▶ **The problem**
Extract all lines from the data beneath that include the word "domain".

(Dataset listings of figures)

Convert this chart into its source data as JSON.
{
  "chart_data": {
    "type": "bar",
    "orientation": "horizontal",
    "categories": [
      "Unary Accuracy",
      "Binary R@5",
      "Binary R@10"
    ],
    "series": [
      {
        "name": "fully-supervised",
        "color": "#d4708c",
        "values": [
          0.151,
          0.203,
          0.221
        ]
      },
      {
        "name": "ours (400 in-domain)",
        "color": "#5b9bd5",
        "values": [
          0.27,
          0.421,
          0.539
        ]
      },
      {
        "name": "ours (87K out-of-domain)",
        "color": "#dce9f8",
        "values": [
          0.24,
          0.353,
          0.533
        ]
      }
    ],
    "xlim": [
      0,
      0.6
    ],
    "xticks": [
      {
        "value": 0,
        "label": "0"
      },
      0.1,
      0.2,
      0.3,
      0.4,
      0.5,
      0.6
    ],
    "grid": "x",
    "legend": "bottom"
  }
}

▶ **Correct output**
        "name": "ours (400 in-domain)",
        "name": "ours (87K out-of-domain)",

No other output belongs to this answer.